Short problem:
Extract all lines from the data beneath that include the word "JSON".

Dataset records:
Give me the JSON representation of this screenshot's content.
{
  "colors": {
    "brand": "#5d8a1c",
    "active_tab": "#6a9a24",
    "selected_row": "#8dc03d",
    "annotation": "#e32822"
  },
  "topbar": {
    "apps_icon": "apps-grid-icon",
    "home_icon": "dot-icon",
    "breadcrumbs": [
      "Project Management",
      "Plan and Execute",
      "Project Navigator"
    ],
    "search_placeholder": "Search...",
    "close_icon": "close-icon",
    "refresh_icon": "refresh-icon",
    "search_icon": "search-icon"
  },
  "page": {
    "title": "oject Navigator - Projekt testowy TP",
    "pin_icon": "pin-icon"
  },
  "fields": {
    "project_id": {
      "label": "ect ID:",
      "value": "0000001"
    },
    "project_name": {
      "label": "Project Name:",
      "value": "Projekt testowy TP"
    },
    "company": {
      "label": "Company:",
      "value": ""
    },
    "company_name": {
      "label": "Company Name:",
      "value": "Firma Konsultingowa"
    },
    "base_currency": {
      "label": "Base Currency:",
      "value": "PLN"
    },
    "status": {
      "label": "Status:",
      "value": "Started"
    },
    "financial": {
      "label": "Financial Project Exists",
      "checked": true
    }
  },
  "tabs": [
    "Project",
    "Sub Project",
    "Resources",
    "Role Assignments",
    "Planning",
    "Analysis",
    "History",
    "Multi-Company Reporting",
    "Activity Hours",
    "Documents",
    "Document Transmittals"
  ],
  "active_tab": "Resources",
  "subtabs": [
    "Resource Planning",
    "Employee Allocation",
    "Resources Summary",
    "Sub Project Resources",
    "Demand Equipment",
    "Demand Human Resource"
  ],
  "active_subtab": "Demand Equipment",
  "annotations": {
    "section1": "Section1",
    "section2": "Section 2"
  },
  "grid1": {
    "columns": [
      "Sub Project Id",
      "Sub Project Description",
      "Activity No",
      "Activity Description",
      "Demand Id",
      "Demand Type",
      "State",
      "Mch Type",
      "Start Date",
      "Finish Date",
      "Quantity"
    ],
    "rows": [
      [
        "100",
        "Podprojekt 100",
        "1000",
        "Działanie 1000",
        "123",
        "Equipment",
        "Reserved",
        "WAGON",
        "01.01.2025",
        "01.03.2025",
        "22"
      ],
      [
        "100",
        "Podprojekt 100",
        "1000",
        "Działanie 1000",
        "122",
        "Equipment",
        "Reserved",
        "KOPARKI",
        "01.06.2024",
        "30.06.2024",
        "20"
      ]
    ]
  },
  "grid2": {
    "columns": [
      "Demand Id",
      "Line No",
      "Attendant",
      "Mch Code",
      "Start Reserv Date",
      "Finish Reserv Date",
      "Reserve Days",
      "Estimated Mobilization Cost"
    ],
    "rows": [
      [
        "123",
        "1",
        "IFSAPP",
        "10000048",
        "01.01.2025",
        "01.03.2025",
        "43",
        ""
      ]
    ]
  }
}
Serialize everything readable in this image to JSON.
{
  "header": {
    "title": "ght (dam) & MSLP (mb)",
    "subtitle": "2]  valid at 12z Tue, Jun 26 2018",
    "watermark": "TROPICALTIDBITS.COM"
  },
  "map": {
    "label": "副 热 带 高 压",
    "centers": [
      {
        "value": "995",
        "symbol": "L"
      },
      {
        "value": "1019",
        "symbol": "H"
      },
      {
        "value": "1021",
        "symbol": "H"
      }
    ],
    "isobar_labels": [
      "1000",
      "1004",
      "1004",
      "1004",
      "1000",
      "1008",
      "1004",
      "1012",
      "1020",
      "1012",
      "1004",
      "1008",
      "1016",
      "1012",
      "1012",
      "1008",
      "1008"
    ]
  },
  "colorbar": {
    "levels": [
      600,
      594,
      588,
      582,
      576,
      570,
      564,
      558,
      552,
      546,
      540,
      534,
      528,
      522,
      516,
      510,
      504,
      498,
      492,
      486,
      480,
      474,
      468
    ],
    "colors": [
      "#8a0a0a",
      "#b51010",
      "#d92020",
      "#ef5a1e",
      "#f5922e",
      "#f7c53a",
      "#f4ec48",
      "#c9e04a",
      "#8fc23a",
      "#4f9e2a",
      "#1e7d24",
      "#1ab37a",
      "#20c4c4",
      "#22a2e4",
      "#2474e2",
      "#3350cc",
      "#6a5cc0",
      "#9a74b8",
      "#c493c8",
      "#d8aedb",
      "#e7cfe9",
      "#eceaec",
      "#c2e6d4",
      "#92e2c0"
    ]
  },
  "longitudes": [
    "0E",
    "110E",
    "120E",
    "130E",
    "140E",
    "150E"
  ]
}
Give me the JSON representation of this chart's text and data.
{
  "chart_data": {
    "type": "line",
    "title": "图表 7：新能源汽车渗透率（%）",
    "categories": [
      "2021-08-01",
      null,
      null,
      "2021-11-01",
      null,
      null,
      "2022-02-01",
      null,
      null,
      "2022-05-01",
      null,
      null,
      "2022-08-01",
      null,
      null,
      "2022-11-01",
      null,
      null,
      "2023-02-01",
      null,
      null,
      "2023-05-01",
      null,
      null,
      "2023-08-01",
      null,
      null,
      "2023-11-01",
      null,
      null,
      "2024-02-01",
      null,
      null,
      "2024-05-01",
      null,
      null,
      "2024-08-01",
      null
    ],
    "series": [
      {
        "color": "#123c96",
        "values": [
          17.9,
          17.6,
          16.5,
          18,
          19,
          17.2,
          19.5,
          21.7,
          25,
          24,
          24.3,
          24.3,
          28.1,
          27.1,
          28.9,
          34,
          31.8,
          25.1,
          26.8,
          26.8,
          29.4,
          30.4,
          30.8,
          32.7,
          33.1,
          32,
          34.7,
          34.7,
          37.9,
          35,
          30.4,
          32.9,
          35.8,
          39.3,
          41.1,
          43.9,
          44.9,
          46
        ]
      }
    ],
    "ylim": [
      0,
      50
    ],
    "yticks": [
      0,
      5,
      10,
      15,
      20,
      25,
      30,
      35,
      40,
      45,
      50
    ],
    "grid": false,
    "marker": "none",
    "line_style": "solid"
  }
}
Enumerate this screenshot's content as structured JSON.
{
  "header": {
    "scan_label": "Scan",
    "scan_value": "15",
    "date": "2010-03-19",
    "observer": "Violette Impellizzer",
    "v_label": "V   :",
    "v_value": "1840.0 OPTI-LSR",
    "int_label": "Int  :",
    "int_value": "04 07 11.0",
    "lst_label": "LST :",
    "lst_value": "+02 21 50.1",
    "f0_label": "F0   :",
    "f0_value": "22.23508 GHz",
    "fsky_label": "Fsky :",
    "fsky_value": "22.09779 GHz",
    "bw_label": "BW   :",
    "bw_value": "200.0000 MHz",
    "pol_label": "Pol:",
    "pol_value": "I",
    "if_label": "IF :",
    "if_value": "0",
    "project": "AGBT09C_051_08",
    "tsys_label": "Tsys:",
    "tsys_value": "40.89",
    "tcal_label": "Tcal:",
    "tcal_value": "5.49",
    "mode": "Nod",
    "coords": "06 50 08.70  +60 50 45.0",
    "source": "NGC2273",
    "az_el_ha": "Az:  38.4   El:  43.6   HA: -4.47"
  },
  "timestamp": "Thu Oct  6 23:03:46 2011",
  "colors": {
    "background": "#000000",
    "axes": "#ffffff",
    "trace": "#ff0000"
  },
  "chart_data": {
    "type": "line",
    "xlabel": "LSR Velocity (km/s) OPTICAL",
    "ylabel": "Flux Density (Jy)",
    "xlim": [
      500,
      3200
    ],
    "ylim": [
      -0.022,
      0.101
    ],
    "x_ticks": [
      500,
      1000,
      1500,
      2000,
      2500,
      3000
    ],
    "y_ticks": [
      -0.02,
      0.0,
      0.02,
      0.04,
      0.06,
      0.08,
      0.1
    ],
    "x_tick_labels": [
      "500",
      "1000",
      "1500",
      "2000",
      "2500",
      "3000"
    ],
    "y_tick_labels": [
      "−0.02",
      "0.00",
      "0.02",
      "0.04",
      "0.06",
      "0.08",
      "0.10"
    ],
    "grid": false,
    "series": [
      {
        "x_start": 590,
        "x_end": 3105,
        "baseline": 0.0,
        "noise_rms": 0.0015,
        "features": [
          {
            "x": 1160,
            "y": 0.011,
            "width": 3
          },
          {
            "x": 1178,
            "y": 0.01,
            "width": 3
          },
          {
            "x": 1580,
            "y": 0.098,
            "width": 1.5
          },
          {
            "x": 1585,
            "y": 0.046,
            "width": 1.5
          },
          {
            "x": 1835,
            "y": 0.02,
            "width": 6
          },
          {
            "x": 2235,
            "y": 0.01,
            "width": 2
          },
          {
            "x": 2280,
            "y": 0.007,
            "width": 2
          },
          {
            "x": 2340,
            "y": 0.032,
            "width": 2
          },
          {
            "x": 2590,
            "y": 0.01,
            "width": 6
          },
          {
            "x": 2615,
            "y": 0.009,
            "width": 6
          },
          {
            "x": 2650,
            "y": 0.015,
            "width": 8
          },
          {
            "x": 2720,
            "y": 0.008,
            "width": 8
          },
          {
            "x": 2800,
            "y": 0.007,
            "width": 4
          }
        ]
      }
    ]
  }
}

Exercise output:
Give me the JSON representation of this screenshot's content.
Serialize everything readable in this image to JSON.
Give me the JSON representation of this chart's text and data.
Enumerate this screenshot's content as structured JSON.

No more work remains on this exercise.